§ Request:
Copy out all the lines exactly. Omit pictures.

Start of Materials provided

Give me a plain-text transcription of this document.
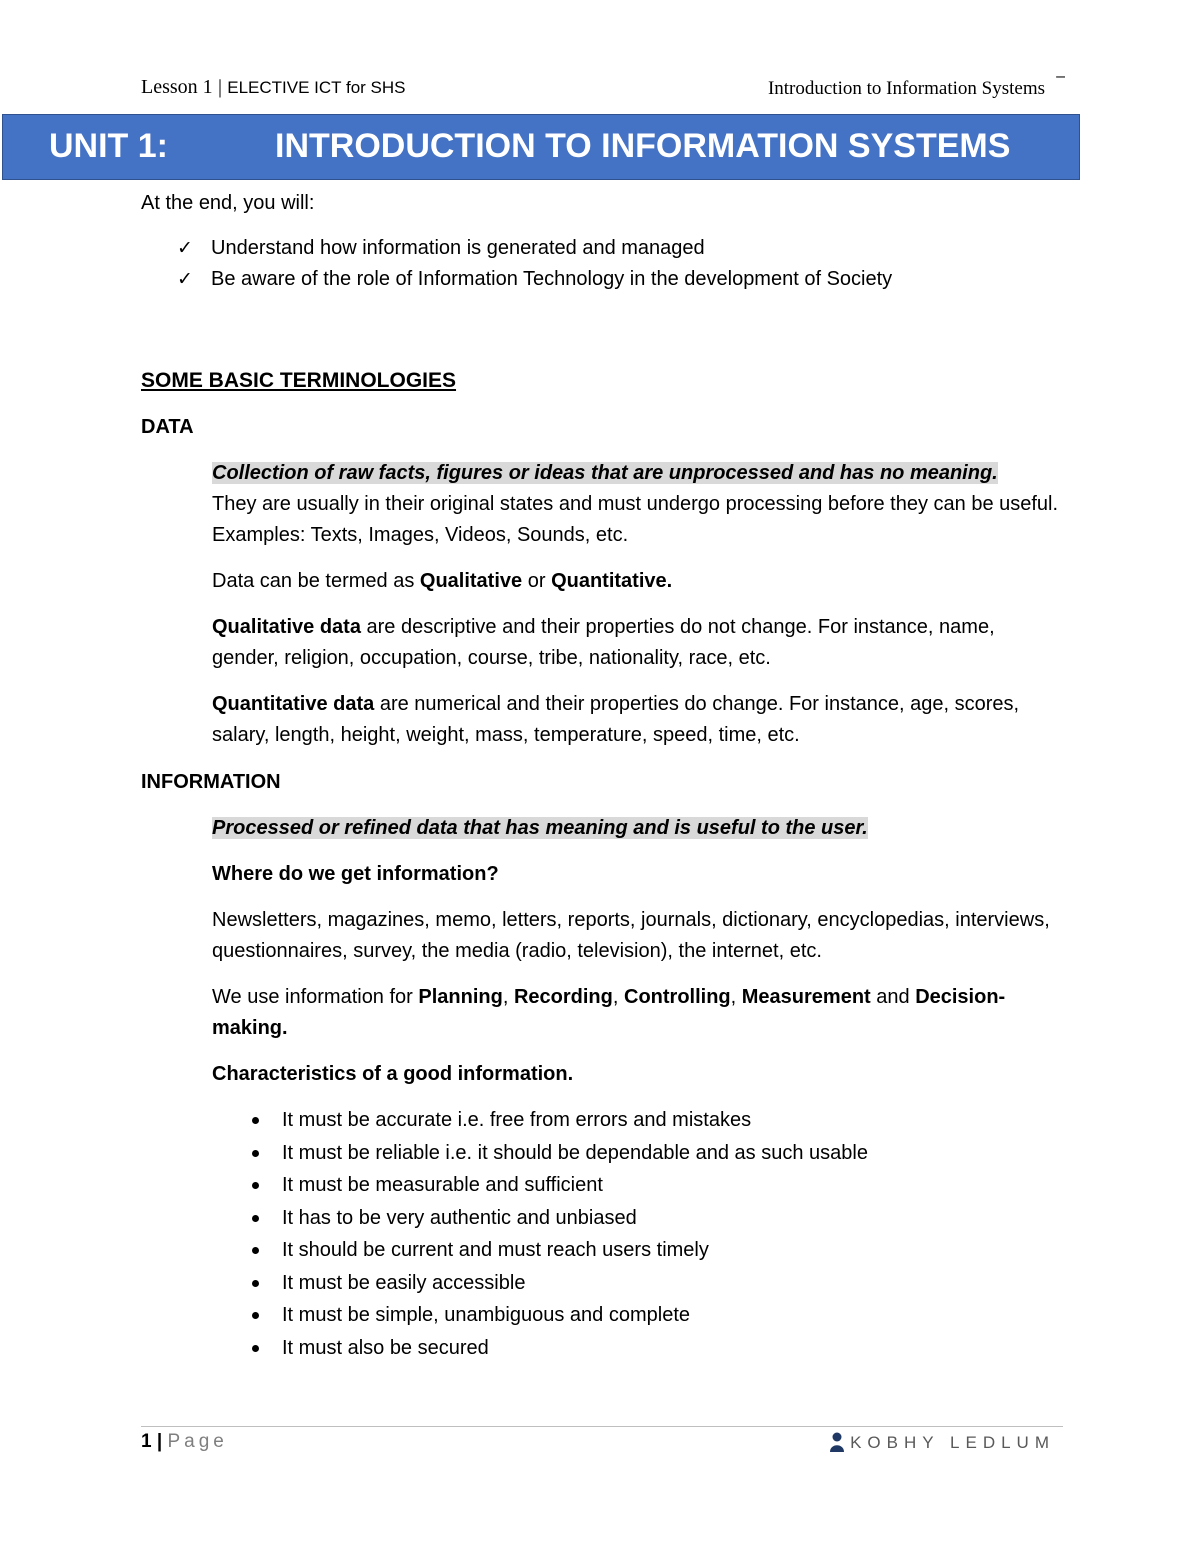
Lesson 1 | ELECTIVE ICT for SHS	Introduction to Information Systems
–
UNIT 1:	INTRODUCTION TO INFORMATION SYSTEMS

At the end, you will:

✓ Understand how information is generated and managed
✓ Be aware of the role of Information Technology in the development of Society

SOME BASIC TERMINOLOGIES

DATA

Collection of raw facts, figures or ideas that are unprocessed and has no meaning.
They are usually in their original states and must undergo processing before they can be useful. Examples: Texts, Images, Videos, Sounds, etc.

Data can be termed as Qualitative or Quantitative.

Qualitative data are descriptive and their properties do not change. For instance, name, gender, religion, occupation, course, tribe, nationality, race, etc.

Quantitative data are numerical and their properties do change. For instance, age, scores, salary, length, height, weight, mass, temperature, speed, time, etc.

INFORMATION

Processed or refined data that has meaning and is useful to the user.

Where do we get information?

Newsletters, magazines, memo, letters, reports, journals, dictionary, encyclopedias, interviews, questionnaires, survey, the media (radio, television), the internet, etc.

We use information for Planning, Recording, Controlling, Measurement and Decision-making.

Characteristics of a good information.

It must be accurate i.e. free from errors and mistakes
It must be reliable i.e. it should be dependable and as such usable
It must be measurable and sufficient
It has to be very authentic and unbiased
It should be current and must reach users timely
It must be easily accessible
It must be simple, unambiguous and complete
It must also be secured
1 | Page	KOBHY LEDLUM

End of Materials provided

§ Task result:
Give me a plain-text transcription of this document.
Lesson 1 | ELECTIVE ICT for SHS	Introduction to Information Systems
–
UNIT 1:	INTRODUCTION TO INFORMATION SYSTEMS

At the end, you will:

✓ Understand how information is generated and managed
✓ Be aware of the role of Information Technology in the development of Society

SOME BASIC TERMINOLOGIES

DATA

Collection of raw facts, figures or ideas that are unprocessed and has no meaning.
They are usually in their original states and must undergo processing before they can be useful. Examples: Texts, Images, Videos, Sounds, etc.

Data can be termed as Qualitative or Quantitative.

Qualitative data are descriptive and their properties do not change. For instance, name, gender, religion, occupation, course, tribe, nationality, race, etc.

Quantitative data are numerical and their properties do change. For instance, age, scores, salary, length, height, weight, mass, temperature, speed, time, etc.

INFORMATION

Processed or refined data that has meaning and is useful to the user.

Where do we get information?

Newsletters, magazines, memo, letters, reports, journals, dictionary, encyclopedias, interviews, questionnaires, survey, the media (radio, television), the internet, etc.

We use information for Planning, Recording, Controlling, Measurement and Decision-making.

Characteristics of a good information.

It must be accurate i.e. free from errors and mistakes
It must be reliable i.e. it should be dependable and as such usable
It must be measurable and sufficient
It has to be very authentic and unbiased
It should be current and must reach users timely
It must be easily accessible
It must be simple, unambiguous and complete
It must also be secured
1 | Page	KOBHY LEDLUM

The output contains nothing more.